**Tasks to carry out**
A – In the morning briefing on Theresa May's Brexit plan, by what date does the government's amendment support triggering Article 50?
B – Go on with the morning briefing on Theresa May's Brexit plan from the point where it stops.

**Text provided**
Today's Morning Call.

Theresa May will reveal her plan to Parliament, Downing Street has confirmed. They will seek to amend Labour's motion on Article 50 adding a note of support for the principle of triggering Article 50 by March 2017, in a bid to flush out the diehard Remainers.

Has the PM retreated under heavy fire or pulled off a clever gambit to take the wind out of Labour's sails while keeping her Brexit deal close to her chest? 

Well, as ever, you pays your money and you makes your choice. "May forced to reveal Brexit plan to head off Tory revolt" is the Guardian's splash. "PM caves in on plans for Brexit" is the i's take. "May goes into battle for Brexit" is the Telegraph's, while Ukip's Pravda aka the Express goes for "MPs to vote on EU exit today".

Who's right? Well, it's a bit of both. That the government has only conceded to reveal "a plan" might mean further banalities on a par with the PM's one-liner yesterday that she was seeking a "red white and blue Brexit" ie a special British deal. And they've been aided by a rare error by Labour's new star signing Keir Starmer. Hindsight is 20:20, but if he'd demanded a full-blown white paper the government would be in a trickier spot now. 

But make no mistake: the PM didn't want to be here. It's worth noting that if she had submitted Article 50 to a parliamentary vote at the start of the parliamentary year, when Labour's frontbench was still cobbled together from scotch-tape and Paul Flynn and the only opposition MP seemed to be Nicky Morgan, she'd have passed it by now - or, better still for the Tory party, she'd be in possession of a perfect excuse to reestablish the Conservative majority in the House of Lords. May's caution made her PM while her more reckless colleagues detonated - but she may have cause to regret her caution over the coming months and years.

**Records supplied**
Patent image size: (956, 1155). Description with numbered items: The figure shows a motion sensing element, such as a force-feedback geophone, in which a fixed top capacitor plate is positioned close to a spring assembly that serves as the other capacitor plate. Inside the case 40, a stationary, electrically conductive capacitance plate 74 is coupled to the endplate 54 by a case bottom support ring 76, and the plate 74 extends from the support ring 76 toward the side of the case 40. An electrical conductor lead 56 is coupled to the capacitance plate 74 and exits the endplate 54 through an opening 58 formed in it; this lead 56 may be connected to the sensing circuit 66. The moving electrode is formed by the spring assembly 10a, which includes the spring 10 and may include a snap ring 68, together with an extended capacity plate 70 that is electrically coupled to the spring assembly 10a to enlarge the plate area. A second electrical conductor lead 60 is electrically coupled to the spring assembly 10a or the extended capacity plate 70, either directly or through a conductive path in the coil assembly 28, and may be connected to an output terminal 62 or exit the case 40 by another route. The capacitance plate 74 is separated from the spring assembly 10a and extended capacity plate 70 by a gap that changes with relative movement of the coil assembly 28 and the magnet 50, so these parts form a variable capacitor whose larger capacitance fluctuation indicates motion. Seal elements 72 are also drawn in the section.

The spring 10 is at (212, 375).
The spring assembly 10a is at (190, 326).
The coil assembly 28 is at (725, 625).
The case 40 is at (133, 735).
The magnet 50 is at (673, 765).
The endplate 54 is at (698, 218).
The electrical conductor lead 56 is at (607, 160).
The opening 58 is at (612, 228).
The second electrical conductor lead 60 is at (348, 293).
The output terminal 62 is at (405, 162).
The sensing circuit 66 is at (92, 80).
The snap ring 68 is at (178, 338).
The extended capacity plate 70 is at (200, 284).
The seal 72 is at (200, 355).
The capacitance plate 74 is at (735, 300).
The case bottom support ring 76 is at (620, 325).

**Exercise responses**
A – By March 2017.

B –
PANNICK! AT THE SUPREME COURT

David Pannick, Gina Miller's barrister, has told the Supreme Court that it would be "quite extraordinary" if the government's case were upheld, as it would mean ministers could use prerogative powers to reduce a swathe of rights without parliamentary appeal. The case hinges on the question of whether or not triggering Article 50 represents a loss of rights, something only the legislature can do.  Jane Croft has the details in the FT 

SOMETHING OF A GAMBLE

Ministers are contemplating doing a deal with Nicola Sturgeon that would allow her to hold a second independence referendum, but only after Brexit is completed, Lindsay McIntosh reports in the Times. The right to hold a referendum is a reserved power. 

A BURKISH MOVE

Angela Merkel told a cheering crowd at the CDU conference that, where possible, the full-face veil should be banned in Germany. Although the remarks are being widely reported in the British press as a "U-Turn", Merkel has previously said the face veil is incompatible with integration and has called from them to be banned "where possible". In a boost for the Chancellor, Merkel was re-elected as party chairman with 89.5 per cent of the vote. Stefan Wagstyl has the story in the FT.

SOMEWHERE A CLOCK IS TICKING

Michael Barnier, the EU's chief Brexit negotiator, has reminded the United Kingdom that they will have just 15 to 18 months to negotiate the terms of exit when Article 50 is triggered, as the remaining time will be needed for the deal to secure legislative appeal.

LEN'S LAST STAND?

Len McCluskey has quit as general secretary of Unite in order to run for a third term, triggering a power struggle with big consequences for the Labour party. Though he starts as the frontrunner, he is more vulnerable now than he was in 2013. I write on his chances and possible opposition here.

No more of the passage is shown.